Source text:

+ + +

If you’ve worked for a software company, you’re probably familiar with build servers. There are lots of reasons to use them. When code is built and merged into production, it is usually done so in a standardized environment on dedicated servers called build servers (think tools like Jenkins, CircleCI, etc).
Lately, AWS Lambda and Google Cloud Functions have been gaining popularity because they allow developers to think more about code and less about servers while paying strictly for the memory and time that they consume. Google recently announced very generous free offerings for most of their cloud products, including a hefty allowance of Cloud Functions usage per month.
Since Cloud Functions execute code in Node.js environments, it should be possible to build applications that build in Node.js environments (think all Webpack frontends, like React and Angular apps to name a few). So I decided to build a Cloud Function that could build frontends built in Node.js.
How It Works
The Cloud Function is triggered via HTTP call (think: Github webhooks). At a high level, the steps are pretty simple:
- Download source code — simply clone a Github repo.
- Run the build — execute a build command that you would execute on the command line, like npm run build.
- Package the build results — since the build might output multiple files, it is easiest to package all those results into a tarball and compress it so it can be pushed somewhere else…
- Push the results — Cloud Functions execute in temporary environments, so the build results must be pushed somewhere persistent to be utilized later. Having them packaged and compressed makes this easier and saves on network egress. I chose to push the packaged build to GCS, but it can really be pushed anywhere.

+ + +

Work instructions:
1/ In the piece on running frontend builds in Cloud Functions, why are the build results packaged into a compressed tarball before they are pushed? Answer in one to three sentences.
2/ Please pick up the Cloud Functions build piece after its final sentence and carry it forward.

Input data:
+ + +

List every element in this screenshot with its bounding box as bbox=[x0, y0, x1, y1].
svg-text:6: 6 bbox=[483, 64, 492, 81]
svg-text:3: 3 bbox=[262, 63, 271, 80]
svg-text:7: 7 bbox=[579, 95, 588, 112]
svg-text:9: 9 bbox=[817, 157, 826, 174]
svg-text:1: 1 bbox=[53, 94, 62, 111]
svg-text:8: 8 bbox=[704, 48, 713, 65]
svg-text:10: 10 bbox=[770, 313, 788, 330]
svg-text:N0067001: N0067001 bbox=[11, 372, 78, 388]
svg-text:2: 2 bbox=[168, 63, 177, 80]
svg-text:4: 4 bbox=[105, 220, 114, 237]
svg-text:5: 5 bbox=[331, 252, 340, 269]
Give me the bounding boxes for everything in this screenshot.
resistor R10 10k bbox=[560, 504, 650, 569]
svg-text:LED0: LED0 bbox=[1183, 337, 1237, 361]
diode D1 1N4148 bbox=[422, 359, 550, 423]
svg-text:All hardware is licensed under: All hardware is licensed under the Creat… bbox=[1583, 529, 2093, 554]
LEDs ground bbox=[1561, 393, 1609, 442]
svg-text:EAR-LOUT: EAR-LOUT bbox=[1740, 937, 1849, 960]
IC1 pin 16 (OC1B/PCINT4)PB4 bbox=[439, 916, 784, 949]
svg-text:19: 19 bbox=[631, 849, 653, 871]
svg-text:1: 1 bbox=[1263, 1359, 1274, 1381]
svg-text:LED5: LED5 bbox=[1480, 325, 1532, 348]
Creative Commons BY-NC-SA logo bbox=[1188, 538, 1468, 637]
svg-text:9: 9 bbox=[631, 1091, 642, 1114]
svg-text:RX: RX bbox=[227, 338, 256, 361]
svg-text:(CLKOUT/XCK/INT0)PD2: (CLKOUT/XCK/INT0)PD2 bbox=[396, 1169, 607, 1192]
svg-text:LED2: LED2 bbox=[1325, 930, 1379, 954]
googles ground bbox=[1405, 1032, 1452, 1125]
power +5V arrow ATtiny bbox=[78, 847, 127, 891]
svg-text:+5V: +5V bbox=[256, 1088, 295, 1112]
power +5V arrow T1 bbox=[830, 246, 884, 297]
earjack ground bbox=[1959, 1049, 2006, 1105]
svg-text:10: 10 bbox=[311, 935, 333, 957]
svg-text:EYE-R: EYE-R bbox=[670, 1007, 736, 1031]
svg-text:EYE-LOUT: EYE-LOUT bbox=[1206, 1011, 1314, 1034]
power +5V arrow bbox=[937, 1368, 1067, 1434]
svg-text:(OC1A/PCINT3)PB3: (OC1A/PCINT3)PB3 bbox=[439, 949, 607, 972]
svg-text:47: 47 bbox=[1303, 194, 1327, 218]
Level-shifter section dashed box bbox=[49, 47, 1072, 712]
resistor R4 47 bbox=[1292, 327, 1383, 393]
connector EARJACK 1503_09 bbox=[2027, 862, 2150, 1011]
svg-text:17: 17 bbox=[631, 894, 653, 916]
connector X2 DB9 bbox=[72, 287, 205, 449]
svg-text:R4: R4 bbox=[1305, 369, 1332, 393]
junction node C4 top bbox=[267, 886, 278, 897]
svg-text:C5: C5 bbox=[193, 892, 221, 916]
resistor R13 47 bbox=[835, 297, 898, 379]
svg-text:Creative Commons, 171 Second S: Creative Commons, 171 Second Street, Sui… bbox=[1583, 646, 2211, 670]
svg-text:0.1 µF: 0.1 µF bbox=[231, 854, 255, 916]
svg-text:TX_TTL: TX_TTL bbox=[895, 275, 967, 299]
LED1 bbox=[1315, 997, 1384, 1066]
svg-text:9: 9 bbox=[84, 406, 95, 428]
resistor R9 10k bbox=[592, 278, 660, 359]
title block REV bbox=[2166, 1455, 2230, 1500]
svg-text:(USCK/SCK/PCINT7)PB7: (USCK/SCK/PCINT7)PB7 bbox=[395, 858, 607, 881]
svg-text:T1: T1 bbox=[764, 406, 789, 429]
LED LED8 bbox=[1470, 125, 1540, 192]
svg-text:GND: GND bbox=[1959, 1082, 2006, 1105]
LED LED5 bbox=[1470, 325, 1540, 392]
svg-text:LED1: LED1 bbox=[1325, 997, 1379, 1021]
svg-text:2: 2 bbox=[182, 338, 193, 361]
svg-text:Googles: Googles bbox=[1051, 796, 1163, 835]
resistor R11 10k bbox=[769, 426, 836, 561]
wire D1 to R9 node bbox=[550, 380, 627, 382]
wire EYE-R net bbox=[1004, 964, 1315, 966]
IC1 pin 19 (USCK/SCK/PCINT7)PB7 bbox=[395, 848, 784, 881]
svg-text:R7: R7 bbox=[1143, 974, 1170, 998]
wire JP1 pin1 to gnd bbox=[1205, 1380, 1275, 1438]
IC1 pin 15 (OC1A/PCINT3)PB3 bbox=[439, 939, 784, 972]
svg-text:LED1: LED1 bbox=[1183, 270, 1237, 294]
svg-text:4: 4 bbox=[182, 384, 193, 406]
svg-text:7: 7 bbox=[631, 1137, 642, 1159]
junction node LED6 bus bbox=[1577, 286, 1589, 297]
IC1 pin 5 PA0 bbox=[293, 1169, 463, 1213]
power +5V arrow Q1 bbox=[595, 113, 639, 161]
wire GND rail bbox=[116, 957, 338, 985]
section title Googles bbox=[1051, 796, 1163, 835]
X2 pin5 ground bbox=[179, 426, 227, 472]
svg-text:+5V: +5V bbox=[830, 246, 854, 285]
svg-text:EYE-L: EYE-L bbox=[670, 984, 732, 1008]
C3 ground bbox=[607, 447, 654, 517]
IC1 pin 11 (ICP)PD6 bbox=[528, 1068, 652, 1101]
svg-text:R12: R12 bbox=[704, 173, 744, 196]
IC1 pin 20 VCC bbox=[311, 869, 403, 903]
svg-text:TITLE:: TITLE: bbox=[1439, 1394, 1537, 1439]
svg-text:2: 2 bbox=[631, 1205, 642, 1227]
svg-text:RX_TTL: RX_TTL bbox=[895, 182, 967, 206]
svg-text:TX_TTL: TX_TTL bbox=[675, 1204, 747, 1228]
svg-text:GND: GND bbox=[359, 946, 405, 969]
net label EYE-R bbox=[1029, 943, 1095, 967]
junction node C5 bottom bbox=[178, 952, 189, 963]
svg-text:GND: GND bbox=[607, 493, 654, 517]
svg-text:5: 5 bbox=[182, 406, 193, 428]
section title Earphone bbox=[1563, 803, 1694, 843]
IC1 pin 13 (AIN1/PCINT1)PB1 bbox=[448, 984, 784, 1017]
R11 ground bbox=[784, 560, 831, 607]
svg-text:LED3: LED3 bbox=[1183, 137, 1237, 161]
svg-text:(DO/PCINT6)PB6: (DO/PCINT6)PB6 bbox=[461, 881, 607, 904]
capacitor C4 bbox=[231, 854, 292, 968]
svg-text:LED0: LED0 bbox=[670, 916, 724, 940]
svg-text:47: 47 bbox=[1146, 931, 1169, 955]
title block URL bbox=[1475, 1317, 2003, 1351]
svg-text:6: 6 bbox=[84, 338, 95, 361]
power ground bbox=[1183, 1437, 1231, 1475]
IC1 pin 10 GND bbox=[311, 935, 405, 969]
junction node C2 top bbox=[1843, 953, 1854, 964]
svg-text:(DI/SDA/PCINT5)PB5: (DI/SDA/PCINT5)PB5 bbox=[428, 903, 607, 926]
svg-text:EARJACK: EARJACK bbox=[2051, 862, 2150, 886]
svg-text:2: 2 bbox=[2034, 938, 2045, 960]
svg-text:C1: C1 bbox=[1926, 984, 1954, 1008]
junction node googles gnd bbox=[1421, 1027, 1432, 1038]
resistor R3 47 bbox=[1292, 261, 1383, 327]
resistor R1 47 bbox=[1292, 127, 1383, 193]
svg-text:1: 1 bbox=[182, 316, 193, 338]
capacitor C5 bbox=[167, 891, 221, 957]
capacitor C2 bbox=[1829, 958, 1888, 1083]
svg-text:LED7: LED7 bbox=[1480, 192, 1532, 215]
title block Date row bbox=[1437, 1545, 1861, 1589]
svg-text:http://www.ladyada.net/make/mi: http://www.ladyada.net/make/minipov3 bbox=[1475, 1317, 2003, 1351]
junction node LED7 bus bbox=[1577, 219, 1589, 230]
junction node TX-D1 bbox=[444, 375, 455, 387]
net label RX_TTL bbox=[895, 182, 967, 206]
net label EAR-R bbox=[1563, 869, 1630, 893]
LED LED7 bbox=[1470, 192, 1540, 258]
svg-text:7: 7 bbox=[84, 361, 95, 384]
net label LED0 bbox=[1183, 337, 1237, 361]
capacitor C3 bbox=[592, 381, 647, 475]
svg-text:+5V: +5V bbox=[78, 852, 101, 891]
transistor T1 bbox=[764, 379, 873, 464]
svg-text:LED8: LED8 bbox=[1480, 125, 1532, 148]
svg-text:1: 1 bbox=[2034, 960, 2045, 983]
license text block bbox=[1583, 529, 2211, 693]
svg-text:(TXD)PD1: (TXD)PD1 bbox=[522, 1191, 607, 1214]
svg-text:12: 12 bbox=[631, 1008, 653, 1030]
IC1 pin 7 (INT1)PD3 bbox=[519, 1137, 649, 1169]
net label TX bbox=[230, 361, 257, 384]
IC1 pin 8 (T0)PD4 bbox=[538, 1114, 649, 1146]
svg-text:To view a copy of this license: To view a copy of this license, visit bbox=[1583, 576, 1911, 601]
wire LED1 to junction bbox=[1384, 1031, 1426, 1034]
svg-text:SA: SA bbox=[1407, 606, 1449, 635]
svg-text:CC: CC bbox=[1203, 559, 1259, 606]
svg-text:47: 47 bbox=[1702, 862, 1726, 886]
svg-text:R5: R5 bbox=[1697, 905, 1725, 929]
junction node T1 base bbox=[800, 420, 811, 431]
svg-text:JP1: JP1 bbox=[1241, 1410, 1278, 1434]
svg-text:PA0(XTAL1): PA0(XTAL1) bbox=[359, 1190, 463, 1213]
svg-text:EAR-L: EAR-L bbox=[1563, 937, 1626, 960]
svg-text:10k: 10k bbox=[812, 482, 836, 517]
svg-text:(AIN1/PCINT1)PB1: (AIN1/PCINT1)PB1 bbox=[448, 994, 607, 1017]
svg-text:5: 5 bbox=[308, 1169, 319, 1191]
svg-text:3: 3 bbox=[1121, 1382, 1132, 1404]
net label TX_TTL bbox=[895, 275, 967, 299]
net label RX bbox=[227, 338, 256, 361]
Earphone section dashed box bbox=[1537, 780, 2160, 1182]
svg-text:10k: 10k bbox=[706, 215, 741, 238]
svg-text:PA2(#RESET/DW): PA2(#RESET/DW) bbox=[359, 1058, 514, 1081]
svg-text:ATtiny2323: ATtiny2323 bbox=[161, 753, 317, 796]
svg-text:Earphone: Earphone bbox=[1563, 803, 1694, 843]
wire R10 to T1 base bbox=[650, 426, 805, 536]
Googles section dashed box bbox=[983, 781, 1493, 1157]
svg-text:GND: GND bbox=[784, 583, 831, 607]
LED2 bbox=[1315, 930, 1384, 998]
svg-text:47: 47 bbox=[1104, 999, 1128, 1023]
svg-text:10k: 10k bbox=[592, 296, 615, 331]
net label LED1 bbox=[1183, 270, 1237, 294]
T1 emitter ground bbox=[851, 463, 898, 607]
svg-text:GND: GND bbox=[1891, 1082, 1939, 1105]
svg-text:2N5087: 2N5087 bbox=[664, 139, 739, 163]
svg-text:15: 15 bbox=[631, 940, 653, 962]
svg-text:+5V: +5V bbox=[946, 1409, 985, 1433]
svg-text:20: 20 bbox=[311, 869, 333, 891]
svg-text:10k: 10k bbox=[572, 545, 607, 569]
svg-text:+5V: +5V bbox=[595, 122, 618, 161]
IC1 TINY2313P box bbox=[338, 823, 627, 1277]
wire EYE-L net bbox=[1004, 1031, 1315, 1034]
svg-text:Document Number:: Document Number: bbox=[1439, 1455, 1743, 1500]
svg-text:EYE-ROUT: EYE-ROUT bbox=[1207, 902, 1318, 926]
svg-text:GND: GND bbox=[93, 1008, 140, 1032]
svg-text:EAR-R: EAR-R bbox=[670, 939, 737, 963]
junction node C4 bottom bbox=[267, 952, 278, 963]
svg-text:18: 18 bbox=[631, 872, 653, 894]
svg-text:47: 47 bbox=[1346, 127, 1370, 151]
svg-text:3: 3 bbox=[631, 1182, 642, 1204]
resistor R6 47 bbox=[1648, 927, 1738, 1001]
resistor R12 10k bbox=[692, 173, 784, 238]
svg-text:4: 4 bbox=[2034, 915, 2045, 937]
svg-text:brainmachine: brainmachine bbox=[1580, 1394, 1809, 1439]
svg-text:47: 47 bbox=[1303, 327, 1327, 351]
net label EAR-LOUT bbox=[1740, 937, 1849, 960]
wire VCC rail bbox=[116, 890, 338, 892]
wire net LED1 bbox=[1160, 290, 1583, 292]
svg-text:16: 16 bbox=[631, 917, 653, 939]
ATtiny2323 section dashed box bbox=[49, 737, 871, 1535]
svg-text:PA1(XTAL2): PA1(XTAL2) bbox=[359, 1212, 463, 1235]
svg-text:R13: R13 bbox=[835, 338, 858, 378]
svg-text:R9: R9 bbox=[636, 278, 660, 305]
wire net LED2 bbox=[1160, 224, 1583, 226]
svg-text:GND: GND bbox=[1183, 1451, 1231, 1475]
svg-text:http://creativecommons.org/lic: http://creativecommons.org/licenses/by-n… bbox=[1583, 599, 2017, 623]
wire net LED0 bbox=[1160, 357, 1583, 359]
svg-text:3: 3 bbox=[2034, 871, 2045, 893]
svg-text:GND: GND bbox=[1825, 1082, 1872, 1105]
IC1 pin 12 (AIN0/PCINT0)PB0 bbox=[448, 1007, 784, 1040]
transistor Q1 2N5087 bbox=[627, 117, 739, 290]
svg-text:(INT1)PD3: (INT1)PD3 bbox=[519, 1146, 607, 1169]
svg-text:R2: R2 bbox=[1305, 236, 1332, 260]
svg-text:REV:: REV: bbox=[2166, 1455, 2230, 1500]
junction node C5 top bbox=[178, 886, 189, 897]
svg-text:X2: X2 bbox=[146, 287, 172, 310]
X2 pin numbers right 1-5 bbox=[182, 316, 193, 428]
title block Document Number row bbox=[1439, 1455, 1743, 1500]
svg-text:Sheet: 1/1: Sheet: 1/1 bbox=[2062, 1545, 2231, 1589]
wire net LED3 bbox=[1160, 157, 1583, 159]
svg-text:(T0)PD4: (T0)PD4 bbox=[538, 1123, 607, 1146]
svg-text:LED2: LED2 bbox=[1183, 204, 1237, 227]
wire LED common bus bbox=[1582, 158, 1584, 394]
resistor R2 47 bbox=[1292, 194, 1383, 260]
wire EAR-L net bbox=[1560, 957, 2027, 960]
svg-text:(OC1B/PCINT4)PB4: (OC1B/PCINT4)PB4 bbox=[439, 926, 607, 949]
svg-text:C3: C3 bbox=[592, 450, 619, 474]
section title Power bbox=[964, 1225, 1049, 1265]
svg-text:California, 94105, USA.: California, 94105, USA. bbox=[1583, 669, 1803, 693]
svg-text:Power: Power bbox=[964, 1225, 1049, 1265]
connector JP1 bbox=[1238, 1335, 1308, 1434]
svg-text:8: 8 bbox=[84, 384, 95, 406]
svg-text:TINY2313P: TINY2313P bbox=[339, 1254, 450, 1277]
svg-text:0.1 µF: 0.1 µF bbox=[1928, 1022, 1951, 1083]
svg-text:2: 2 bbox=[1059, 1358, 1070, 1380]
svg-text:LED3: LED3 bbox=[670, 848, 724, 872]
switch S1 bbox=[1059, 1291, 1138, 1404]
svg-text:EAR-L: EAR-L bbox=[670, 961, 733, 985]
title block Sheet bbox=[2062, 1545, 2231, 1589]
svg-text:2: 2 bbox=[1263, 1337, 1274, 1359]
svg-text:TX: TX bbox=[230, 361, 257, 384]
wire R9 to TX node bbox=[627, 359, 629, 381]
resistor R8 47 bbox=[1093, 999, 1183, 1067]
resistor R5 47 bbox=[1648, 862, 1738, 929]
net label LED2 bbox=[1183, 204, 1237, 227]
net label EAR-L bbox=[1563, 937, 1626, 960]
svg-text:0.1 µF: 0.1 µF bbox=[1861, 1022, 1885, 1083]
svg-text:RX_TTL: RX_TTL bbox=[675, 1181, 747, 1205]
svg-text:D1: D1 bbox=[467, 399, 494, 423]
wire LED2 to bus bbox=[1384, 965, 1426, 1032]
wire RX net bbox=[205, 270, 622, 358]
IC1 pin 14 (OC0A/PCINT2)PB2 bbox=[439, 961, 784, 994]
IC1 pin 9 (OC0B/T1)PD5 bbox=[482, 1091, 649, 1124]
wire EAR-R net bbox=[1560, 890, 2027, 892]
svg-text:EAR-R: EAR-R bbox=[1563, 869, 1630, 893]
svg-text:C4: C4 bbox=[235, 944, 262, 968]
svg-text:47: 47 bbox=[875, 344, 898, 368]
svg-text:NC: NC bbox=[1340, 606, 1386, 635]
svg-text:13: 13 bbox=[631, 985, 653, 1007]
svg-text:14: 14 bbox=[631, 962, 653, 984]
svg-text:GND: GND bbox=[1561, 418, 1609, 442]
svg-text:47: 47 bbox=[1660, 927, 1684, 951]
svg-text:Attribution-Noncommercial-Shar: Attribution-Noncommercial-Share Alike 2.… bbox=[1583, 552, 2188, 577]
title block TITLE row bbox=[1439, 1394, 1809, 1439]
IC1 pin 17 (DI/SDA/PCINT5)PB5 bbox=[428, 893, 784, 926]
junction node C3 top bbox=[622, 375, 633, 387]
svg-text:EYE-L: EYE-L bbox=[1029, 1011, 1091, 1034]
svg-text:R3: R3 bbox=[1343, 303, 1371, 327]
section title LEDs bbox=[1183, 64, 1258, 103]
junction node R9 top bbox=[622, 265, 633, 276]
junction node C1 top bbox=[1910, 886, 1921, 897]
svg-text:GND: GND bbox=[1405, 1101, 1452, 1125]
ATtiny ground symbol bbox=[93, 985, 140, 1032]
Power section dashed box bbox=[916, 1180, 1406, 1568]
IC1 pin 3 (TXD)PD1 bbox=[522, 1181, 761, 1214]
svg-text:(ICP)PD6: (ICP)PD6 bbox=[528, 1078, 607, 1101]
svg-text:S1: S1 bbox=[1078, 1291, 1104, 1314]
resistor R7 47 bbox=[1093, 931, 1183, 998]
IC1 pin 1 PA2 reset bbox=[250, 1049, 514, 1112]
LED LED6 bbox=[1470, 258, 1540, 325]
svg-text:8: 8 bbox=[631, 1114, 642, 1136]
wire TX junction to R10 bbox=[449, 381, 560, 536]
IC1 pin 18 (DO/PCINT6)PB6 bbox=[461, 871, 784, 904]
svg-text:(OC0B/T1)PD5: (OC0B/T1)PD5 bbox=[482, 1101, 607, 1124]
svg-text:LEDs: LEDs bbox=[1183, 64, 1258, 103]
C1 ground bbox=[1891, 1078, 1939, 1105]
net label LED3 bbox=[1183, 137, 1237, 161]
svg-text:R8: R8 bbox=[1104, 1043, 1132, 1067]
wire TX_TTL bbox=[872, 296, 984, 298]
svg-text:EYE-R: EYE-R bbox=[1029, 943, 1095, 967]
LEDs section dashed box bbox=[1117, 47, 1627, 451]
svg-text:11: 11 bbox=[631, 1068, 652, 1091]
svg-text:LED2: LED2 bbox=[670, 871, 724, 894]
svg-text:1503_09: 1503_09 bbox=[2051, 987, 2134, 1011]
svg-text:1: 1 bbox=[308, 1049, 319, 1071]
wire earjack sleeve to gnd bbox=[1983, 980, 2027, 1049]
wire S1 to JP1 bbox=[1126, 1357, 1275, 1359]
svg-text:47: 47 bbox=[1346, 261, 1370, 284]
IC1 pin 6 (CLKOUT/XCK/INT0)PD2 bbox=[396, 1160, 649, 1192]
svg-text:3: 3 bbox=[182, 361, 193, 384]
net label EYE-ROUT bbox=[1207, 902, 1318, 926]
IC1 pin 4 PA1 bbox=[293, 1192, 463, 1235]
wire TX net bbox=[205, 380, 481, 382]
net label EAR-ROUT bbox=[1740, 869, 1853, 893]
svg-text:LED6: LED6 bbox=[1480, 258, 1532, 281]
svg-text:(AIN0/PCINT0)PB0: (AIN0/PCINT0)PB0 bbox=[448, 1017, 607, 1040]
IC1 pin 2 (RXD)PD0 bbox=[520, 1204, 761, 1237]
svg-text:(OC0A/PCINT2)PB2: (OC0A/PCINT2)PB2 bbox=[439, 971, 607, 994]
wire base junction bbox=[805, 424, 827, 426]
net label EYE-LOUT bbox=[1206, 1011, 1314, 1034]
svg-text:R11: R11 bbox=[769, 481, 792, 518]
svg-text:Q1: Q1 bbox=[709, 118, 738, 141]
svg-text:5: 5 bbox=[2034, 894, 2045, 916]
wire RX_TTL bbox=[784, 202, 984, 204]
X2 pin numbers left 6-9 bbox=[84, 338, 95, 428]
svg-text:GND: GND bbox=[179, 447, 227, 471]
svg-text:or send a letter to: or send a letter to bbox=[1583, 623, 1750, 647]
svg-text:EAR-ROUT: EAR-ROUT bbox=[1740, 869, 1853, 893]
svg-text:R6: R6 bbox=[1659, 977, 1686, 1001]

+ + +

Results of the exercise:
1/ A build might output multiple files, so it is easiest to bundle them all into a single tarball and compress it. Having the results packaged and compressed also makes pushing them easier and saves on network egress.

2/
I tested building a basic app created by Create React App. I could only get this to run with the 2GB of RAM, 2.4 GHz configuration. Every run took less than 2 minutes. Thus, according to the Google Cloud Functions always free limits, CPU resources would run out long before RAM.
200000 free GHz-seconds / (2.4 GHz * 120 seconds per run) = ~694
This means it is very possible to run ~694 front-end builds for free on Google Cloud Functions every month. Given the pricing model of Cloud Functions, I’m not sure how many builds would make it worth running a dedicated build server.
Challenges with Cloud Functions
This was my first time building anything on Cloud Functions, and anything serverless in general. Given that Cloud Functions is in beta, I’m sure it will continue to evolve in great ways. Here were some of my biggest challenges building this project:
Unfortunately, Cloud Functions does not really give you access to a filesystem. They do give you access to /tmp, but it seems to count against your allocated RAM which maxes out at 2GB. This is an issue when downloading a compressed tarball from Github, unzipping it, untarring it, writing to disk, and installing all Node.js build dependencies for that project. I’m not sure how much RAM this actually takes, but naively it could upper bound at ~4x the codebase size + build deps.
Emulator vs. Production
There are some differences between the Cloud Functions emulator and Cloud Functions production environment that made development difficult. While the emulator is developed by Google, they do give a disclaimer about it not being an official Google product so this is fair.
One example is executing commands using Node.js’ child processes. Since the emulator does not seem to run an isolated environment, depending on executables being in $PATH can work on the emulator but not in production.
I ended up mimicking git clone using Github Contents API because I could not get the top few Node.js git packages to work on production even though they worked on the emulator. Common issues included needing basic crypto libraries installed and needing git installed.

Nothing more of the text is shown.